- Extracted material:
* * * * *

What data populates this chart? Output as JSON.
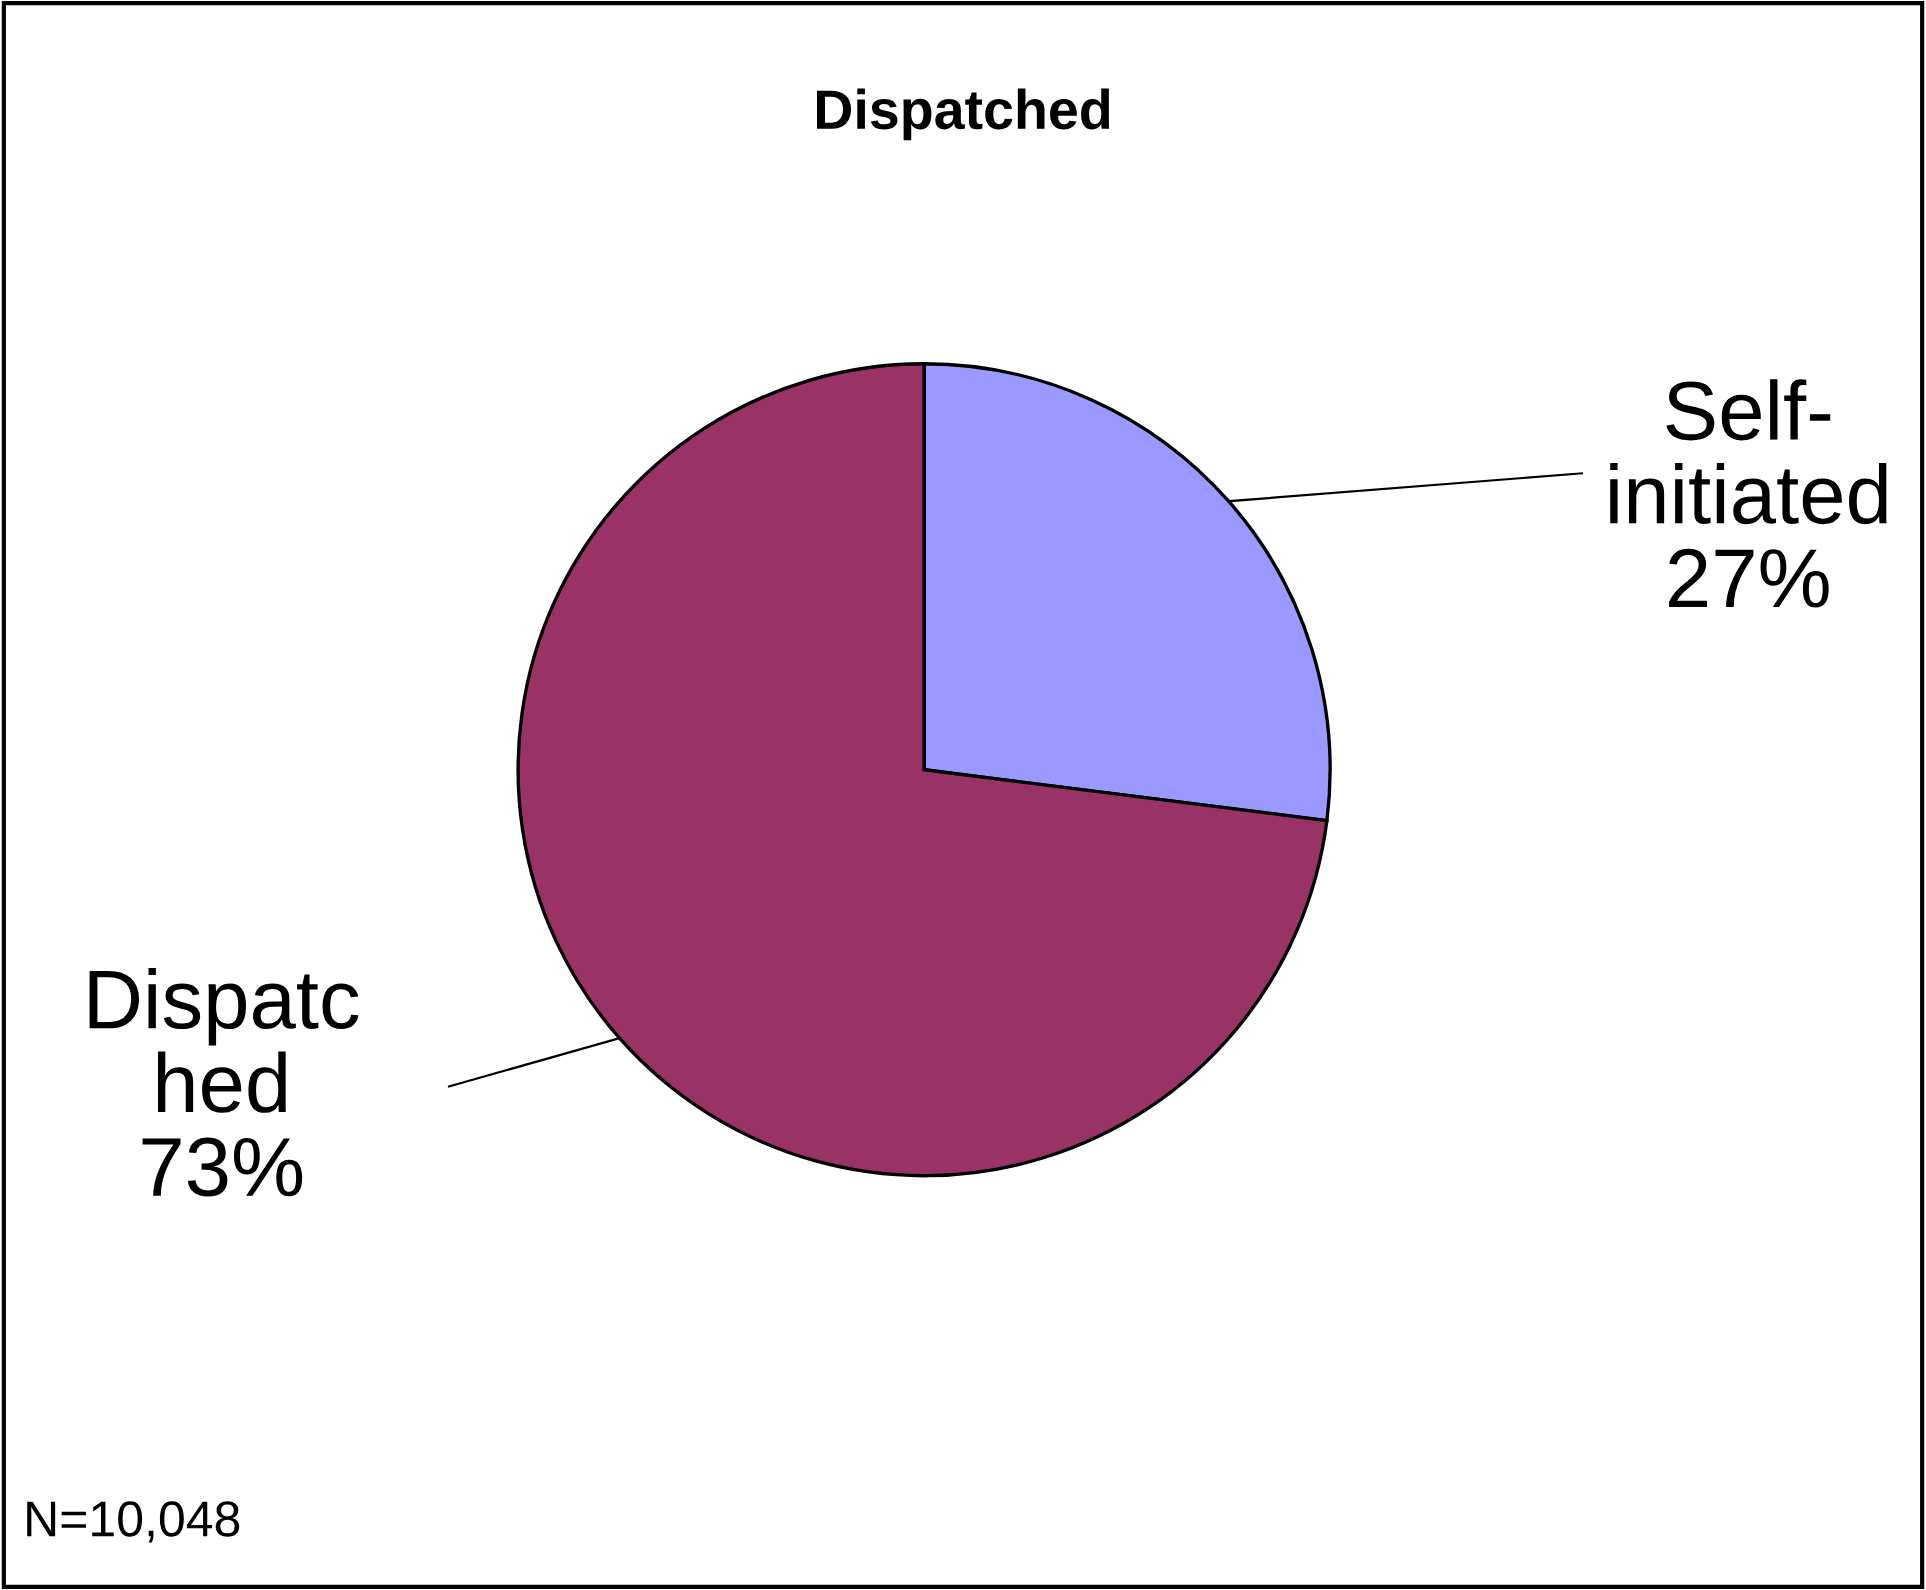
{
  "chart_data": {
    "type": "pie",
    "title": "Dispatched",
    "categories": [
      "Self-\ninitiated",
      "Dispatc\nhed"
    ],
    "values": [
      27,
      73
    ],
    "colors": [
      "#9999ff",
      "#993366"
    ],
    "value_labels": [
      "27%",
      "73%"
    ],
    "legend": false,
    "annotations": [
      "N=10,048"
    ]
  }
}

* * * * *

- Written task:
Copy the data word for word. Pictures do not go in the copy.

- Exercise answer:
What data populates this chart? Output as JSON.
{
  "chart_data": {
    "type": "pie",
    "title": "Dispatched",
    "categories": [
      "Self-\ninitiated",
      "Dispatc\nhed"
    ],
    "values": [
      27,
      73
    ],
    "colors": [
      "#9999ff",
      "#993366"
    ],
    "value_labels": [
      "27%",
      "73%"
    ],
    "legend": false,
    "annotations": [
      "N=10,048"
    ]
  }
}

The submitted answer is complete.